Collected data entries
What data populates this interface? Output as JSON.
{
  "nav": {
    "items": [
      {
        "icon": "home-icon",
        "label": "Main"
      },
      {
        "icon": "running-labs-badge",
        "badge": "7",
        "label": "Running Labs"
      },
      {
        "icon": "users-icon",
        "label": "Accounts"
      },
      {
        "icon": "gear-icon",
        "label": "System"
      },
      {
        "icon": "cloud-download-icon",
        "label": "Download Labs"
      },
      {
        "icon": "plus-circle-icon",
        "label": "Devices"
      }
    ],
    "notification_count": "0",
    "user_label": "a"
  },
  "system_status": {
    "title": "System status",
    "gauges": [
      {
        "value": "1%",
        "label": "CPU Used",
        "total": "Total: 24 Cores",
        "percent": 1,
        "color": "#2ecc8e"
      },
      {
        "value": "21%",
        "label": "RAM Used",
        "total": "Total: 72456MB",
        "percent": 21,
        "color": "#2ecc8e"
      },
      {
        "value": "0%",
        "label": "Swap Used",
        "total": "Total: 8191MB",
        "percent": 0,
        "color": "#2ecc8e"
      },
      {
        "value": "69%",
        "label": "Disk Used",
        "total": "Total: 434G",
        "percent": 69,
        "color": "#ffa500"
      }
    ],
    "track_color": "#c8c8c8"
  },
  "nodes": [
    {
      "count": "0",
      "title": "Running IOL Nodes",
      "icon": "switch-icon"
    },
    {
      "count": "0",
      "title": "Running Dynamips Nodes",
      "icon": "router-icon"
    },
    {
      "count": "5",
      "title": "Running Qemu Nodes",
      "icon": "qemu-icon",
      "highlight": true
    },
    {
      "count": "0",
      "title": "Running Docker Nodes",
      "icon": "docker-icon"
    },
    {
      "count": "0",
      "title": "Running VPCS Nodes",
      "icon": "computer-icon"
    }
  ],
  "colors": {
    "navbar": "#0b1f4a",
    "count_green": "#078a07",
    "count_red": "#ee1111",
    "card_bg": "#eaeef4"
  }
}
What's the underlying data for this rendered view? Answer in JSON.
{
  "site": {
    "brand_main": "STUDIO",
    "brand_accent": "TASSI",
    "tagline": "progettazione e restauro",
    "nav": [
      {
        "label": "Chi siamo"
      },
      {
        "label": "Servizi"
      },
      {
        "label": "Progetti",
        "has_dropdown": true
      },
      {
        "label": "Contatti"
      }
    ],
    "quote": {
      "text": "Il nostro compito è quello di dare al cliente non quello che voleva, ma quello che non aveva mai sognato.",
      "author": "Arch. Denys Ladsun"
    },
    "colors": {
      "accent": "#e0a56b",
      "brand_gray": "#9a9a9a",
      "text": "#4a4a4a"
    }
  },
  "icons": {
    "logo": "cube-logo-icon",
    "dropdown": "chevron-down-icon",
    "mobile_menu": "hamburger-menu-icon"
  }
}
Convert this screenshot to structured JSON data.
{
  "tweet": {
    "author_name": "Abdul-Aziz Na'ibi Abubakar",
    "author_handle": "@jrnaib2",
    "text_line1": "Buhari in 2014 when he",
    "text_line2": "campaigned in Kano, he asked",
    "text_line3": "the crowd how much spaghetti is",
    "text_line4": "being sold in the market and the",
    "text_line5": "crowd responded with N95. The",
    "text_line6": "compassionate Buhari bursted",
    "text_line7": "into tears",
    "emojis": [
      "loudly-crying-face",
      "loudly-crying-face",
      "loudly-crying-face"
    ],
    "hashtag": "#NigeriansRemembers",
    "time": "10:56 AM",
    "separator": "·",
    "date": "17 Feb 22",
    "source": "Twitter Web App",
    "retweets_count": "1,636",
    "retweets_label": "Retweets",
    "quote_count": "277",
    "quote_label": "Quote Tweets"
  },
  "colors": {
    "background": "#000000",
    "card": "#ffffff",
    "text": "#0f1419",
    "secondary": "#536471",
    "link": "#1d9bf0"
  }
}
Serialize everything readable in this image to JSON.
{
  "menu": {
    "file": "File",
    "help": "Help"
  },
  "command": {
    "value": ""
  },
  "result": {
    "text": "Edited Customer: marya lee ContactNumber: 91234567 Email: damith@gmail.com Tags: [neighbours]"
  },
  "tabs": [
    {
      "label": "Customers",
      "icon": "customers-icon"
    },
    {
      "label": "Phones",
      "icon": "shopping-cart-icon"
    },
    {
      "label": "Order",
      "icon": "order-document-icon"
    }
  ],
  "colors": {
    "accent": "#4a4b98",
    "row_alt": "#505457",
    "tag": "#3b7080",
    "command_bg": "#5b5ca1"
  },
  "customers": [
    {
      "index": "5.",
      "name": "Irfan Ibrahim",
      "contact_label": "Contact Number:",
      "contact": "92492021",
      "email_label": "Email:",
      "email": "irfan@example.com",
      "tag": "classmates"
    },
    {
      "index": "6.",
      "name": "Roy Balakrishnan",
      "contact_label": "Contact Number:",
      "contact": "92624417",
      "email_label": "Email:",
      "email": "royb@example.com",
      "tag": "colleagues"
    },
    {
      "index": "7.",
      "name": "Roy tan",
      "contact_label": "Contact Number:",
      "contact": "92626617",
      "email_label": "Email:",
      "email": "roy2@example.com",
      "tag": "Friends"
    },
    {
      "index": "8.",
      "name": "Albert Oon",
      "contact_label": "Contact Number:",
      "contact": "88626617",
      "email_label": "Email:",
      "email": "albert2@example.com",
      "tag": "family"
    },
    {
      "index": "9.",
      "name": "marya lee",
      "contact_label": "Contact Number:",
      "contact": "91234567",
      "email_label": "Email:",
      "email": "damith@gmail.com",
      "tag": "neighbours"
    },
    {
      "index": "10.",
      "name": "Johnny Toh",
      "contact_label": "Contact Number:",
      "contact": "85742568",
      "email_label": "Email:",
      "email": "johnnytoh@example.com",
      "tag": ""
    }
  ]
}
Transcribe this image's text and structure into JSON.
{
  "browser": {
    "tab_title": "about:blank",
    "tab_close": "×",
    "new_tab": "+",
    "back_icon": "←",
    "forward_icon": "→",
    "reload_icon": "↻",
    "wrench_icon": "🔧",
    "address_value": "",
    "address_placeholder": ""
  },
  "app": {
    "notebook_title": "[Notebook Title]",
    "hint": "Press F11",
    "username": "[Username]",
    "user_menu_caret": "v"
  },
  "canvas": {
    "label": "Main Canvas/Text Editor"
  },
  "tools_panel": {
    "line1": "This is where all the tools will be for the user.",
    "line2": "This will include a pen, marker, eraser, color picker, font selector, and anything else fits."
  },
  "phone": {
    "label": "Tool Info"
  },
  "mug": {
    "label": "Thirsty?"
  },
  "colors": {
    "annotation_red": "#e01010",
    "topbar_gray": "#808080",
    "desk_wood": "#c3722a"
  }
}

What is being asked: Print all the data exactly.

Answer to this exercise:
What data populates this interface? Output as JSON.
{
  "nav": {
    "items": [
      {
        "icon": "home-icon",
        "label": "Main"
      },
      {
        "icon": "running-labs-badge",
        "badge": "7",
        "label": "Running Labs"
      },
      {
        "icon": "users-icon",
        "label": "Accounts"
      },
      {
        "icon": "gear-icon",
        "label": "System"
      },
      {
        "icon": "cloud-download-icon",
        "label": "Download Labs"
      },
      {
        "icon": "plus-circle-icon",
        "label": "Devices"
      }
    ],
    "notification_count": "0",
    "user_label": "a"
  },
  "system_status": {
    "title": "System status",
    "gauges": [
      {
        "value": "1%",
        "label": "CPU Used",
        "total": "Total: 24 Cores",
        "percent": 1,
        "color": "#2ecc8e"
      },
      {
        "value": "21%",
        "label": "RAM Used",
        "total": "Total: 72456MB",
        "percent": 21,
        "color": "#2ecc8e"
      },
      {
        "value": "0%",
        "label": "Swap Used",
        "total": "Total: 8191MB",
        "percent": 0,
        "color": "#2ecc8e"
      },
      {
        "value": "69%",
        "label": "Disk Used",
        "total": "Total: 434G",
        "percent": 69,
        "color": "#ffa500"
      }
    ],
    "track_color": "#c8c8c8"
  },
  "nodes": [
    {
      "count": "0",
      "title": "Running IOL Nodes",
      "icon": "switch-icon"
    },
    {
      "count": "0",
      "title": "Running Dynamips Nodes",
      "icon": "router-icon"
    },
    {
      "count": "5",
      "title": "Running Qemu Nodes",
      "icon": "qemu-icon",
      "highlight": true
    },
    {
      "count": "0",
      "title": "Running Docker Nodes",
      "icon": "docker-icon"
    },
    {
      "count": "0",
      "title": "Running VPCS Nodes",
      "icon": "computer-icon"
    }
  ],
  "colors": {
    "navbar": "#0b1f4a",
    "count_green": "#078a07",
    "count_red": "#ee1111",
    "card_bg": "#eaeef4"
  }
}
What's the underlying data for this rendered view? Answer in JSON.
{
  "site": {
    "brand_main": "STUDIO",
    "brand_accent": "TASSI",
    "tagline": "progettazione e restauro",
    "nav": [
      {
        "label": "Chi siamo"
      },
      {
        "label": "Servizi"
      },
      {
        "label": "Progetti",
        "has_dropdown": true
      },
      {
        "label": "Contatti"
      }
    ],
    "quote": {
      "text": "Il nostro compito è quello di dare al cliente non quello che voleva, ma quello che non aveva mai sognato.",
      "author": "Arch. Denys Ladsun"
    },
    "colors": {
      "accent": "#e0a56b",
      "brand_gray": "#9a9a9a",
      "text": "#4a4a4a"
    }
  },
  "icons": {
    "logo": "cube-logo-icon",
    "dropdown": "chevron-down-icon",
    "mobile_menu": "hamburger-menu-icon"
  }
}
Convert this screenshot to structured JSON data.
{
  "tweet": {
    "author_name": "Abdul-Aziz Na'ibi Abubakar",
    "author_handle": "@jrnaib2",
    "text_line1": "Buhari in 2014 when he",
    "text_line2": "campaigned in Kano, he asked",
    "text_line3": "the crowd how much spaghetti is",
    "text_line4": "being sold in the market and the",
    "text_line5": "crowd responded with N95. The",
    "text_line6": "compassionate Buhari bursted",
    "text_line7": "into tears",
    "emojis": [
      "loudly-crying-face",
      "loudly-crying-face",
      "loudly-crying-face"
    ],
    "hashtag": "#NigeriansRemembers",
    "time": "10:56 AM",
    "separator": "·",
    "date": "17 Feb 22",
    "source": "Twitter Web App",
    "retweets_count": "1,636",
    "retweets_label": "Retweets",
    "quote_count": "277",
    "quote_label": "Quote Tweets"
  },
  "colors": {
    "background": "#000000",
    "card": "#ffffff",
    "text": "#0f1419",
    "secondary": "#536471",
    "link": "#1d9bf0"
  }
}
Serialize everything readable in this image to JSON.
{
  "menu": {
    "file": "File",
    "help": "Help"
  },
  "command": {
    "value": ""
  },
  "result": {
    "text": "Edited Customer: marya lee ContactNumber: 91234567 Email: damith@gmail.com Tags: [neighbours]"
  },
  "tabs": [
    {
      "label": "Customers",
      "icon": "customers-icon"
    },
    {
      "label": "Phones",
      "icon": "shopping-cart-icon"
    },
    {
      "label": "Order",
      "icon": "order-document-icon"
    }
  ],
  "colors": {
    "accent": "#4a4b98",
    "row_alt": "#505457",
    "tag": "#3b7080",
    "command_bg": "#5b5ca1"
  },
  "customers": [
    {
      "index": "5.",
      "name": "Irfan Ibrahim",
      "contact_label": "Contact Number:",
      "contact": "92492021",
      "email_label": "Email:",
      "email": "irfan@example.com",
      "tag": "classmates"
    },
    {
      "index": "6.",
      "name": "Roy Balakrishnan",
      "contact_label": "Contact Number:",
      "contact": "92624417",
      "email_label": "Email:",
      "email": "royb@example.com",
      "tag": "colleagues"
    },
    {
      "index": "7.",
      "name": "Roy tan",
      "contact_label": "Contact Number:",
      "contact": "92626617",
      "email_label": "Email:",
      "email": "roy2@example.com",
      "tag": "Friends"
    },
    {
      "index": "8.",
      "name": "Albert Oon",
      "contact_label": "Contact Number:",
      "contact": "88626617",
      "email_label": "Email:",
      "email": "albert2@example.com",
      "tag": "family"
    },
    {
      "index": "9.",
      "name": "marya lee",
      "contact_label": "Contact Number:",
      "contact": "91234567",
      "email_label": "Email:",
      "email": "damith@gmail.com",
      "tag": "neighbours"
    },
    {
      "index": "10.",
      "name": "Johnny Toh",
      "contact_label": "Contact Number:",
      "contact": "85742568",
      "email_label": "Email:",
      "email": "johnnytoh@example.com",
      "tag": ""
    }
  ]
}
Transcribe this image's text and structure into JSON.
{
  "browser": {
    "tab_title": "about:blank",
    "tab_close": "×",
    "new_tab": "+",
    "back_icon": "←",
    "forward_icon": "→",
    "reload_icon": "↻",
    "wrench_icon": "🔧",
    "address_value": "",
    "address_placeholder": ""
  },
  "app": {
    "notebook_title": "[Notebook Title]",
    "hint": "Press F11",
    "username": "[Username]",
    "user_menu_caret": "v"
  },
  "canvas": {
    "label": "Main Canvas/Text Editor"
  },
  "tools_panel": {
    "line1": "This is where all the tools will be for the user.",
    "line2": "This will include a pen, marker, eraser, color picker, font selector, and anything else fits."
  },
  "phone": {
    "label": "Tool Info"
  },
  "mug": {
    "label": "Thirsty?"
  },
  "colors": {
    "annotation_red": "#e01010",
    "topbar_gray": "#808080",
    "desk_wood": "#c3722a"
  }
}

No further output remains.